* _WHAT THIS TASK INVOLVES_
Write out the whole listing again, exactly.

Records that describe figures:
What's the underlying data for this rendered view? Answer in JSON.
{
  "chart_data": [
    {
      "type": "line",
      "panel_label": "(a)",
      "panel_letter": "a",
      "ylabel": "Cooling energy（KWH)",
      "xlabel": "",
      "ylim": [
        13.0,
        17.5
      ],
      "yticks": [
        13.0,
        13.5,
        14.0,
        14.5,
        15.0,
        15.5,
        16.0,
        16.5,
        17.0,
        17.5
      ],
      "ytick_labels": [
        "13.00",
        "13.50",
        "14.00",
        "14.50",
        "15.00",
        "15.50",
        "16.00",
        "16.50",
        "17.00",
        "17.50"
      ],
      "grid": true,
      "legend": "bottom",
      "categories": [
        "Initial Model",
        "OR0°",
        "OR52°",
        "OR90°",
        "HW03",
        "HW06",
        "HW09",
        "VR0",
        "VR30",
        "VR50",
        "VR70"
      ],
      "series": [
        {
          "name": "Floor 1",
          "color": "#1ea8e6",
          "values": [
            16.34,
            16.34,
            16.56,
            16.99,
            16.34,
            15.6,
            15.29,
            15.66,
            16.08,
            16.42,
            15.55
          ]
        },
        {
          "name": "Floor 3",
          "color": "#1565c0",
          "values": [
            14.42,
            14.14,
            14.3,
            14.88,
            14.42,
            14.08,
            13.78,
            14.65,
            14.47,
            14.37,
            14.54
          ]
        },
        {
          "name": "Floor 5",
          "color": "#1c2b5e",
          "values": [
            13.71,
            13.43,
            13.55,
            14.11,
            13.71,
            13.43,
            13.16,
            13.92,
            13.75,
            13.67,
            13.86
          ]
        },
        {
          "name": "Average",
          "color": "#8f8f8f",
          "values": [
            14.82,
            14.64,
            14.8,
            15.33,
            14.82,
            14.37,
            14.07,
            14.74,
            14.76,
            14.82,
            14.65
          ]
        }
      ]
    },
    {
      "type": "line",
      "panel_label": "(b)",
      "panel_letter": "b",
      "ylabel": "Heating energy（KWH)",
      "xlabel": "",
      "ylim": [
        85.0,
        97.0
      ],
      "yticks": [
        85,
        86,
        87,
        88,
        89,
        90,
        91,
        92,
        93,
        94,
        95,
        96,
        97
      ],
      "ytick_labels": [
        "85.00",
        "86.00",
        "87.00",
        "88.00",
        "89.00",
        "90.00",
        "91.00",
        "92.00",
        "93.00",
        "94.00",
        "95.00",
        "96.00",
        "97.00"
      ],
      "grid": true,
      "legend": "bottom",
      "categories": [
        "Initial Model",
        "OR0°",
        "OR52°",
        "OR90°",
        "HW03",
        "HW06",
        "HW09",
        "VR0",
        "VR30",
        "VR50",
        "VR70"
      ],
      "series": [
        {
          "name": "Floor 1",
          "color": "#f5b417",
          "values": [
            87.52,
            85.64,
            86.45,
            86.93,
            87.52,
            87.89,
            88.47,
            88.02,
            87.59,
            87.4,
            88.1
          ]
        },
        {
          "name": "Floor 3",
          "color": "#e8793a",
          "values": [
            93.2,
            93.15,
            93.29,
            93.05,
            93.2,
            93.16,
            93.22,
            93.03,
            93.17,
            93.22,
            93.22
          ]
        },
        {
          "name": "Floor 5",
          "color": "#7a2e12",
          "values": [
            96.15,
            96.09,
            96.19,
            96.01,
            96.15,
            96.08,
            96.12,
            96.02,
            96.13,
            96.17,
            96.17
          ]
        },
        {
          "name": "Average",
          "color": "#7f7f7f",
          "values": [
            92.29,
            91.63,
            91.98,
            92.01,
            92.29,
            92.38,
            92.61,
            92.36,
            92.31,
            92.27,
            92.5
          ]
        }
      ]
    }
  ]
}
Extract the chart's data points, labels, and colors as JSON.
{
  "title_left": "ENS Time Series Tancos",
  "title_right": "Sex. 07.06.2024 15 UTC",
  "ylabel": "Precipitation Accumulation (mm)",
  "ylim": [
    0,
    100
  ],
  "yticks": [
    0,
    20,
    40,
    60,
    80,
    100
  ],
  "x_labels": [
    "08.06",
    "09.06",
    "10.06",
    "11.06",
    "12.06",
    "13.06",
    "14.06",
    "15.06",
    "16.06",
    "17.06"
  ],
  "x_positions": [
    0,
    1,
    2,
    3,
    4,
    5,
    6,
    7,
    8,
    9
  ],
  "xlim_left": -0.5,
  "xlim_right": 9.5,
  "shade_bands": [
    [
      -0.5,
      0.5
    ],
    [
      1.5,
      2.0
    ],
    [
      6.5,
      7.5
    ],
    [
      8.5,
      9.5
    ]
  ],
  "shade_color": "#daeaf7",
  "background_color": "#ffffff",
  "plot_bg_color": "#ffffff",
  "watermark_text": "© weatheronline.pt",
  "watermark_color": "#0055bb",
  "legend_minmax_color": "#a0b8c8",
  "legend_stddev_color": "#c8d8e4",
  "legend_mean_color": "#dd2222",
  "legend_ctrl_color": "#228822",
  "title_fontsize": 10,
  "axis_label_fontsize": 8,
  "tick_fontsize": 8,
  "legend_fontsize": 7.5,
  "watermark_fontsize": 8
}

* _FINISHED ANSWER_
What's the underlying data for this rendered view? Answer in JSON.
{
  "chart_data": [
    {
      "type": "line",
      "panel_label": "(a)",
      "panel_letter": "a",
      "ylabel": "Cooling energy（KWH)",
      "xlabel": "",
      "ylim": [
        13.0,
        17.5
      ],
      "yticks": [
        13.0,
        13.5,
        14.0,
        14.5,
        15.0,
        15.5,
        16.0,
        16.5,
        17.0,
        17.5
      ],
      "ytick_labels": [
        "13.00",
        "13.50",
        "14.00",
        "14.50",
        "15.00",
        "15.50",
        "16.00",
        "16.50",
        "17.00",
        "17.50"
      ],
      "grid": true,
      "legend": "bottom",
      "categories": [
        "Initial Model",
        "OR0°",
        "OR52°",
        "OR90°",
        "HW03",
        "HW06",
        "HW09",
        "VR0",
        "VR30",
        "VR50",
        "VR70"
      ],
      "series": [
        {
          "name": "Floor 1",
          "color": "#1ea8e6",
          "values": [
            16.34,
            16.34,
            16.56,
            16.99,
            16.34,
            15.6,
            15.29,
            15.66,
            16.08,
            16.42,
            15.55
          ]
        },
        {
          "name": "Floor 3",
          "color": "#1565c0",
          "values": [
            14.42,
            14.14,
            14.3,
            14.88,
            14.42,
            14.08,
            13.78,
            14.65,
            14.47,
            14.37,
            14.54
          ]
        },
        {
          "name": "Floor 5",
          "color": "#1c2b5e",
          "values": [
            13.71,
            13.43,
            13.55,
            14.11,
            13.71,
            13.43,
            13.16,
            13.92,
            13.75,
            13.67,
            13.86
          ]
        },
        {
          "name": "Average",
          "color": "#8f8f8f",
          "values": [
            14.82,
            14.64,
            14.8,
            15.33,
            14.82,
            14.37,
            14.07,
            14.74,
            14.76,
            14.82,
            14.65
          ]
        }
      ]
    },
    {
      "type": "line",
      "panel_label": "(b)",
      "panel_letter": "b",
      "ylabel": "Heating energy（KWH)",
      "xlabel": "",
      "ylim": [
        85.0,
        97.0
      ],
      "yticks": [
        85,
        86,
        87,
        88,
        89,
        90,
        91,
        92,
        93,
        94,
        95,
        96,
        97
      ],
      "ytick_labels": [
        "85.00",
        "86.00",
        "87.00",
        "88.00",
        "89.00",
        "90.00",
        "91.00",
        "92.00",
        "93.00",
        "94.00",
        "95.00",
        "96.00",
        "97.00"
      ],
      "grid": true,
      "legend": "bottom",
      "categories": [
        "Initial Model",
        "OR0°",
        "OR52°",
        "OR90°",
        "HW03",
        "HW06",
        "HW09",
        "VR0",
        "VR30",
        "VR50",
        "VR70"
      ],
      "series": [
        {
          "name": "Floor 1",
          "color": "#f5b417",
          "values": [
            87.52,
            85.64,
            86.45,
            86.93,
            87.52,
            87.89,
            88.47,
            88.02,
            87.59,
            87.4,
            88.1
          ]
        },
        {
          "name": "Floor 3",
          "color": "#e8793a",
          "values": [
            93.2,
            93.15,
            93.29,
            93.05,
            93.2,
            93.16,
            93.22,
            93.03,
            93.17,
            93.22,
            93.22
          ]
        },
        {
          "name": "Floor 5",
          "color": "#7a2e12",
          "values": [
            96.15,
            96.09,
            96.19,
            96.01,
            96.15,
            96.08,
            96.12,
            96.02,
            96.13,
            96.17,
            96.17
          ]
        },
        {
          "name": "Average",
          "color": "#7f7f7f",
          "values": [
            92.29,
            91.63,
            91.98,
            92.01,
            92.29,
            92.38,
            92.61,
            92.36,
            92.31,
            92.27,
            92.5
          ]
        }
      ]
    }
  ]
}
Extract the chart's data points, labels, and colors as JSON.
{
  "title_left": "ENS Time Series Tancos",
  "title_right": "Sex. 07.06.2024 15 UTC",
  "ylabel": "Precipitation Accumulation (mm)",
  "ylim": [
    0,
    100
  ],
  "yticks": [
    0,
    20,
    40,
    60,
    80,
    100
  ],
  "x_labels": [
    "08.06",
    "09.06",
    "10.06",
    "11.06",
    "12.06",
    "13.06",
    "14.06",
    "15.06",
    "16.06",
    "17.06"
  ],
  "x_positions": [
    0,
    1,
    2,
    3,
    4,
    5,
    6,
    7,
    8,
    9
  ],
  "xlim_left": -0.5,
  "xlim_right": 9.5,
  "shade_bands": [
    [
      -0.5,
      0.5
    ],
    [
      1.5,
      2.0
    ],
    [
      6.5,
      7.5
    ],
    [
      8.5,
      9.5
    ]
  ],
  "shade_color": "#daeaf7",
  "background_color": "#ffffff",
  "plot_bg_color": "#ffffff",
  "watermark_text": "© weatheronline.pt",
  "watermark_color": "#0055bb",
  "legend_minmax_color": "#a0b8c8",
  "legend_stddev_color": "#c8d8e4",
  "legend_mean_color": "#dd2222",
  "legend_ctrl_color": "#228822",
  "title_fontsize": 10,
  "axis_label_fontsize": 8,
  "tick_fontsize": 8,
  "legend_fontsize": 7.5,
  "watermark_fontsize": 8
}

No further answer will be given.